** Start Recorded information **

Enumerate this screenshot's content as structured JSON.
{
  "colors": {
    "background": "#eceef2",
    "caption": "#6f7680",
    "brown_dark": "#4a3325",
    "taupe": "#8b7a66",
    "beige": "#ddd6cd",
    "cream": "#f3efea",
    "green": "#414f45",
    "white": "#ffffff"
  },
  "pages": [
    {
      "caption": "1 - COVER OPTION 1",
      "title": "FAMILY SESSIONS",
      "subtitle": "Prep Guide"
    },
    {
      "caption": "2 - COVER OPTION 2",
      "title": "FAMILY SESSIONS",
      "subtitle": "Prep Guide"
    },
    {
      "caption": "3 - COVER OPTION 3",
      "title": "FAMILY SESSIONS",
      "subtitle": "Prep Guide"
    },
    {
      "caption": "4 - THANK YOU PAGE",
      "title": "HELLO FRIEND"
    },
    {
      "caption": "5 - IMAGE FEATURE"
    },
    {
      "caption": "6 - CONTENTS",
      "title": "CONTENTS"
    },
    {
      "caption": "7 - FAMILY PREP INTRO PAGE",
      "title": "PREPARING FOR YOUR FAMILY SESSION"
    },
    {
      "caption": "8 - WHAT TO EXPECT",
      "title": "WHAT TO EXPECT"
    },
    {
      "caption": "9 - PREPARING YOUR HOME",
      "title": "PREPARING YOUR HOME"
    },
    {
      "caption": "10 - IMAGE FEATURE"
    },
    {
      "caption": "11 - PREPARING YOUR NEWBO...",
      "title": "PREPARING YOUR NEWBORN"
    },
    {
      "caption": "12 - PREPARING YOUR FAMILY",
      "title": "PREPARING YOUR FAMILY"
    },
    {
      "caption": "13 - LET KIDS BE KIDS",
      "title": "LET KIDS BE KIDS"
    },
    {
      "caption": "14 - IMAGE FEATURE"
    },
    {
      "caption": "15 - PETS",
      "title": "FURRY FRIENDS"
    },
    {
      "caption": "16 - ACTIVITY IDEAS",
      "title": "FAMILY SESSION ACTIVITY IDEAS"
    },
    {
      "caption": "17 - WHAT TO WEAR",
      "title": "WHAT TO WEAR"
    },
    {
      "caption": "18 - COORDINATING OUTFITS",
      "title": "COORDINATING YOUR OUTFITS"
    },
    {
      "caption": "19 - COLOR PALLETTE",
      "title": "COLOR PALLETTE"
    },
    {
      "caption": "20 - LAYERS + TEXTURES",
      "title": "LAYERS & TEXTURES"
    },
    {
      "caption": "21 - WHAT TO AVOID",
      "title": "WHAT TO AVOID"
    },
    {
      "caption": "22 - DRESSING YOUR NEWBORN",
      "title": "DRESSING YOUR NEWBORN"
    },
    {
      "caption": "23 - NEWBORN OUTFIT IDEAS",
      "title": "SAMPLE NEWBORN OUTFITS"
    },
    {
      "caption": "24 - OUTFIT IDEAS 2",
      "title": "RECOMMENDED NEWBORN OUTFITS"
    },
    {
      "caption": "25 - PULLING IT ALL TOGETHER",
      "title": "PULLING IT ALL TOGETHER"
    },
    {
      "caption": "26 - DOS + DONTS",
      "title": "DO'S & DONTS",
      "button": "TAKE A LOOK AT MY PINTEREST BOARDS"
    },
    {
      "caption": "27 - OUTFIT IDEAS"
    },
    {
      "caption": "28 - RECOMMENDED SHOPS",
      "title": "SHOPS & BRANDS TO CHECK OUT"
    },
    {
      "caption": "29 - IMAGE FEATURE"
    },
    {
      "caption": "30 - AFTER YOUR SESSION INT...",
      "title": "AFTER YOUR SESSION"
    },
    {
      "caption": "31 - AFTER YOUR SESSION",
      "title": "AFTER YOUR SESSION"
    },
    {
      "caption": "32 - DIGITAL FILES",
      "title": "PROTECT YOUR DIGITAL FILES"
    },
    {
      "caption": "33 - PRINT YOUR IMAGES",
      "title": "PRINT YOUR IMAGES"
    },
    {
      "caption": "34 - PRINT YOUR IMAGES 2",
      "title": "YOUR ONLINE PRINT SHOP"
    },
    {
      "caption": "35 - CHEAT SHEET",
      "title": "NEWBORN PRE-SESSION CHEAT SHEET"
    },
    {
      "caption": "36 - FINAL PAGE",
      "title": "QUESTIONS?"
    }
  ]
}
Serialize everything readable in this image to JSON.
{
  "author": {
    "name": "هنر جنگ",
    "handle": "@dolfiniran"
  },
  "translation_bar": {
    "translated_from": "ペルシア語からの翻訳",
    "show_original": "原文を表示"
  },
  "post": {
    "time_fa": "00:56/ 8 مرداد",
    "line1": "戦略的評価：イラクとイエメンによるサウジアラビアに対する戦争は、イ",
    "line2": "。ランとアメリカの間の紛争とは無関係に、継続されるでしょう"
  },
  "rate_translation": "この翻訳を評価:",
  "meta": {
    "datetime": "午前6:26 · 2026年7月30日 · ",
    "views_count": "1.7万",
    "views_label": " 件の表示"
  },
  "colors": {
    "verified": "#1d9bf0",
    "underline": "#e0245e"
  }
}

** End Recorded information **

## Prompt:
Here, the records must be output exactly and in full.

## Solution to this task:
Enumerate this screenshot's content as structured JSON.
{
  "colors": {
    "background": "#eceef2",
    "caption": "#6f7680",
    "brown_dark": "#4a3325",
    "taupe": "#8b7a66",
    "beige": "#ddd6cd",
    "cream": "#f3efea",
    "green": "#414f45",
    "white": "#ffffff"
  },
  "pages": [
    {
      "caption": "1 - COVER OPTION 1",
      "title": "FAMILY SESSIONS",
      "subtitle": "Prep Guide"
    },
    {
      "caption": "2 - COVER OPTION 2",
      "title": "FAMILY SESSIONS",
      "subtitle": "Prep Guide"
    },
    {
      "caption": "3 - COVER OPTION 3",
      "title": "FAMILY SESSIONS",
      "subtitle": "Prep Guide"
    },
    {
      "caption": "4 - THANK YOU PAGE",
      "title": "HELLO FRIEND"
    },
    {
      "caption": "5 - IMAGE FEATURE"
    },
    {
      "caption": "6 - CONTENTS",
      "title": "CONTENTS"
    },
    {
      "caption": "7 - FAMILY PREP INTRO PAGE",
      "title": "PREPARING FOR YOUR FAMILY SESSION"
    },
    {
      "caption": "8 - WHAT TO EXPECT",
      "title": "WHAT TO EXPECT"
    },
    {
      "caption": "9 - PREPARING YOUR HOME",
      "title": "PREPARING YOUR HOME"
    },
    {
      "caption": "10 - IMAGE FEATURE"
    },
    {
      "caption": "11 - PREPARING YOUR NEWBO...",
      "title": "PREPARING YOUR NEWBORN"
    },
    {
      "caption": "12 - PREPARING YOUR FAMILY",
      "title": "PREPARING YOUR FAMILY"
    },
    {
      "caption": "13 - LET KIDS BE KIDS",
      "title": "LET KIDS BE KIDS"
    },
    {
      "caption": "14 - IMAGE FEATURE"
    },
    {
      "caption": "15 - PETS",
      "title": "FURRY FRIENDS"
    },
    {
      "caption": "16 - ACTIVITY IDEAS",
      "title": "FAMILY SESSION ACTIVITY IDEAS"
    },
    {
      "caption": "17 - WHAT TO WEAR",
      "title": "WHAT TO WEAR"
    },
    {
      "caption": "18 - COORDINATING OUTFITS",
      "title": "COORDINATING YOUR OUTFITS"
    },
    {
      "caption": "19 - COLOR PALLETTE",
      "title": "COLOR PALLETTE"
    },
    {
      "caption": "20 - LAYERS + TEXTURES",
      "title": "LAYERS & TEXTURES"
    },
    {
      "caption": "21 - WHAT TO AVOID",
      "title": "WHAT TO AVOID"
    },
    {
      "caption": "22 - DRESSING YOUR NEWBORN",
      "title": "DRESSING YOUR NEWBORN"
    },
    {
      "caption": "23 - NEWBORN OUTFIT IDEAS",
      "title": "SAMPLE NEWBORN OUTFITS"
    },
    {
      "caption": "24 - OUTFIT IDEAS 2",
      "title": "RECOMMENDED NEWBORN OUTFITS"
    },
    {
      "caption": "25 - PULLING IT ALL TOGETHER",
      "title": "PULLING IT ALL TOGETHER"
    },
    {
      "caption": "26 - DOS + DONTS",
      "title": "DO'S & DONTS",
      "button": "TAKE A LOOK AT MY PINTEREST BOARDS"
    },
    {
      "caption": "27 - OUTFIT IDEAS"
    },
    {
      "caption": "28 - RECOMMENDED SHOPS",
      "title": "SHOPS & BRANDS TO CHECK OUT"
    },
    {
      "caption": "29 - IMAGE FEATURE"
    },
    {
      "caption": "30 - AFTER YOUR SESSION INT...",
      "title": "AFTER YOUR SESSION"
    },
    {
      "caption": "31 - AFTER YOUR SESSION",
      "title": "AFTER YOUR SESSION"
    },
    {
      "caption": "32 - DIGITAL FILES",
      "title": "PROTECT YOUR DIGITAL FILES"
    },
    {
      "caption": "33 - PRINT YOUR IMAGES",
      "title": "PRINT YOUR IMAGES"
    },
    {
      "caption": "34 - PRINT YOUR IMAGES 2",
      "title": "YOUR ONLINE PRINT SHOP"
    },
    {
      "caption": "35 - CHEAT SHEET",
      "title": "NEWBORN PRE-SESSION CHEAT SHEET"
    },
    {
      "caption": "36 - FINAL PAGE",
      "title": "QUESTIONS?"
    }
  ]
}
Serialize everything readable in this image to JSON.
{
  "author": {
    "name": "هنر جنگ",
    "handle": "@dolfiniran"
  },
  "translation_bar": {
    "translated_from": "ペルシア語からの翻訳",
    "show_original": "原文を表示"
  },
  "post": {
    "time_fa": "00:56/ 8 مرداد",
    "line1": "戦略的評価：イラクとイエメンによるサウジアラビアに対する戦争は、イ",
    "line2": "。ランとアメリカの間の紛争とは無関係に、継続されるでしょう"
  },
  "rate_translation": "この翻訳を評価:",
  "meta": {
    "datetime": "午前6:26 · 2026年7月30日 · ",
    "views_count": "1.7万",
    "views_label": " 件の表示"
  },
  "colors": {
    "verified": "#1d9bf0",
    "underline": "#e0245e"
  }
}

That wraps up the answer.